--- START EXERCISE MATERIAL ---

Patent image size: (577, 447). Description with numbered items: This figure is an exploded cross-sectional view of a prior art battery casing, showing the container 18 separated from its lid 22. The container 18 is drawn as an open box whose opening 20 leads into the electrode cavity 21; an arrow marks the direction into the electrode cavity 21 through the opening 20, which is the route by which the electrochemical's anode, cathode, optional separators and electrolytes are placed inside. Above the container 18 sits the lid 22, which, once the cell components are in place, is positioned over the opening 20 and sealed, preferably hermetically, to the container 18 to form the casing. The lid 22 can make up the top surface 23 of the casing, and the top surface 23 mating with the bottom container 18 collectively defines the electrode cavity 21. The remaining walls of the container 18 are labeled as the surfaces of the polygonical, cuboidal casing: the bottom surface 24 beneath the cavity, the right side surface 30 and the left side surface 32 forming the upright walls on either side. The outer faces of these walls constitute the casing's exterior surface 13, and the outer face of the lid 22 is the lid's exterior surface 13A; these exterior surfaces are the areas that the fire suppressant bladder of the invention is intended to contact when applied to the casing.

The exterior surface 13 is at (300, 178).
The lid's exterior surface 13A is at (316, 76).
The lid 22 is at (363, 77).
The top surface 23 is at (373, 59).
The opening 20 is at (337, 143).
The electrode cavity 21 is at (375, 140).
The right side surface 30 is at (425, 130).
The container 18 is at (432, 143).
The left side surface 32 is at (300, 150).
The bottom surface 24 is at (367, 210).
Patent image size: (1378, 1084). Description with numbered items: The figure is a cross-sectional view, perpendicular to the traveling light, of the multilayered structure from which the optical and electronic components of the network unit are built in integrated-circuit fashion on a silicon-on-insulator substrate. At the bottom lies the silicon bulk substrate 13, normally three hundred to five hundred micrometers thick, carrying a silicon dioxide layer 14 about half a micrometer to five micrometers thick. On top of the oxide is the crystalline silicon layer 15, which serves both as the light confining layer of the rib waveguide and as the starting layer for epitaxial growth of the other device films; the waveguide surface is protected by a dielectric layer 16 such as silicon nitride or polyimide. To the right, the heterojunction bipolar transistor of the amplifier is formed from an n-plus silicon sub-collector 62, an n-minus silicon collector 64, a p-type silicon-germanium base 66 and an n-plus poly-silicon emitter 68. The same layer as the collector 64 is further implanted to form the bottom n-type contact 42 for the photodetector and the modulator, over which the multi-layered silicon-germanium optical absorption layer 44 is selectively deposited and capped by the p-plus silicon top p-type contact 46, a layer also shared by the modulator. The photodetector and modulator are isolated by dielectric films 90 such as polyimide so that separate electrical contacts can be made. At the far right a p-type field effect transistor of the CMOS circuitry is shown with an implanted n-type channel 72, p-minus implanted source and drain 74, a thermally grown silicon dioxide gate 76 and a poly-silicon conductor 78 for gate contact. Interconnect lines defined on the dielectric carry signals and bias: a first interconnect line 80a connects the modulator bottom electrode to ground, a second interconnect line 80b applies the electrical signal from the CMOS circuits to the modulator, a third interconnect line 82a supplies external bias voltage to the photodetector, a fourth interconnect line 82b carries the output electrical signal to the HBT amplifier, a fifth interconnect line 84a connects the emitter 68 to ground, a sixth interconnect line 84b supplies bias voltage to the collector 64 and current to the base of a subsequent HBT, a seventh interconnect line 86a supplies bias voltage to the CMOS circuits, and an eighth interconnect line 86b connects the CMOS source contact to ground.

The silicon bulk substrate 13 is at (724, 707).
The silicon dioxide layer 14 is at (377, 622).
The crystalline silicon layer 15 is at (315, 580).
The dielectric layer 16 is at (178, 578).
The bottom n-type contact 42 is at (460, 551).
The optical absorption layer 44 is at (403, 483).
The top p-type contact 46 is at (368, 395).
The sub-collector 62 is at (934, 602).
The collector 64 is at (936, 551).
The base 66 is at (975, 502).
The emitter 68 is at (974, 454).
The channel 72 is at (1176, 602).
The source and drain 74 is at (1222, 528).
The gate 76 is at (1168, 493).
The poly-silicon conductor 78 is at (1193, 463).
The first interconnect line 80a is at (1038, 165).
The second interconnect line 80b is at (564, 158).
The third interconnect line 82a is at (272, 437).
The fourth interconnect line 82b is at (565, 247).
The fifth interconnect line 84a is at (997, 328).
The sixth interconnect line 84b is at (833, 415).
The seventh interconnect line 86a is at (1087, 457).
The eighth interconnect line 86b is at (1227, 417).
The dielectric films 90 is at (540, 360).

--- END EXERCISE MATERIAL ---

EXERCISE DIRECTIONS:
Update the records by replacing each "cross-sectional view" with "sectional view" and leaving everything else unchanged.

FINAL ANSWER:
Patent image size: (577, 447). Description with numbered items: This figure is an exploded sectional view of a prior art battery casing, showing the container 18 separated from its lid 22. The container 18 is drawn as an open box whose opening 20 leads into the electrode cavity 21; an arrow marks the direction into the electrode cavity 21 through the opening 20, which is the route by which the electrochemical's anode, cathode, optional separators and electrolytes are placed inside. Above the container 18 sits the lid 22, which, once the cell components are in place, is positioned over the opening 20 and sealed, preferably hermetically, to the container 18 to form the casing. The lid 22 can make up the top surface 23 of the casing, and the top surface 23 mating with the bottom container 18 collectively defines the electrode cavity 21. The remaining walls of the container 18 are labeled as the surfaces of the polygonical, cuboidal casing: the bottom surface 24 beneath the cavity, the right side surface 30 and the left side surface 32 forming the upright walls on either side. The outer faces of these walls constitute the casing's exterior surface 13, and the outer face of the lid 22 is the lid's exterior surface 13A; these exterior surfaces are the areas that the fire suppressant bladder of the invention is intended to contact when applied to the casing.

The exterior surface 13 is at (300, 178).
The lid's exterior surface 13A is at (316, 76).
The lid 22 is at (363, 77).
The top surface 23 is at (373, 59).
The opening 20 is at (337, 143).
The electrode cavity 21 is at (375, 140).
The right side surface 30 is at (425, 130).
The container 18 is at (432, 143).
The left side surface 32 is at (300, 150).
The bottom surface 24 is at (367, 210).
Patent image size: (1378, 1084). Description with numbered items: The figure is a sectional view, perpendicular to the traveling light, of the multilayered structure from which the optical and electronic components of the network unit are built in integrated-circuit fashion on a silicon-on-insulator substrate. At the bottom lies the silicon bulk substrate 13, normally three hundred to five hundred micrometers thick, carrying a silicon dioxide layer 14 about half a micrometer to five micrometers thick. On top of the oxide is the crystalline silicon layer 15, which serves both as the light confining layer of the rib waveguide and as the starting layer for epitaxial growth of the other device films; the waveguide surface is protected by a dielectric layer 16 such as silicon nitride or polyimide. To the right, the heterojunction bipolar transistor of the amplifier is formed from an n-plus silicon sub-collector 62, an n-minus silicon collector 64, a p-type silicon-germanium base 66 and an n-plus poly-silicon emitter 68. The same layer as the collector 64 is further implanted to form the bottom n-type contact 42 for the photodetector and the modulator, over which the multi-layered silicon-germanium optical absorption layer 44 is selectively deposited and capped by the p-plus silicon top p-type contact 46, a layer also shared by the modulator. The photodetector and modulator are isolated by dielectric films 90 such as polyimide so that separate electrical contacts can be made. At the far right a p-type field effect transistor of the CMOS circuitry is shown with an implanted n-type channel 72, p-minus implanted source and drain 74, a thermally grown silicon dioxide gate 76 and a poly-silicon conductor 78 for gate contact. Interconnect lines defined on the dielectric carry signals and bias: a first interconnect line 80a connects the modulator bottom electrode to ground, a second interconnect line 80b applies the electrical signal from the CMOS circuits to the modulator, a third interconnect line 82a supplies external bias voltage to the photodetector, a fourth interconnect line 82b carries the output electrical signal to the HBT amplifier, a fifth interconnect line 84a connects the emitter 68 to ground, a sixth interconnect line 84b supplies bias voltage to the collector 64 and current to the base of a subsequent HBT, a seventh interconnect line 86a supplies bias voltage to the CMOS circuits, and an eighth interconnect line 86b connects the CMOS source contact to ground.

The silicon bulk substrate 13 is at (724, 707).
The silicon dioxide layer 14 is at (377, 622).
The crystalline silicon layer 15 is at (315, 580).
The dielectric layer 16 is at (178, 578).
The bottom n-type contact 42 is at (460, 551).
The optical absorption layer 44 is at (403, 483).
The top p-type contact 46 is at (368, 395).
The sub-collector 62 is at (934, 602).
The collector 64 is at (936, 551).
The base 66 is at (975, 502).
The emitter 68 is at (974, 454).
The channel 72 is at (1176, 602).
The source and drain 74 is at (1222, 528).
The gate 76 is at (1168, 493).
The poly-silicon conductor 78 is at (1193, 463).
The first interconnect line 80a is at (1038, 165).
The second interconnect line 80b is at (564, 158).
The third interconnect line 82a is at (272, 437).
The fourth interconnect line 82b is at (565, 247).
The fifth interconnect line 84a is at (997, 328).
The sixth interconnect line 84b is at (833, 415).
The seventh interconnect line 86a is at (1087, 457).
The eighth interconnect line 86b is at (1227, 417).
The dielectric films 90 is at (540, 360).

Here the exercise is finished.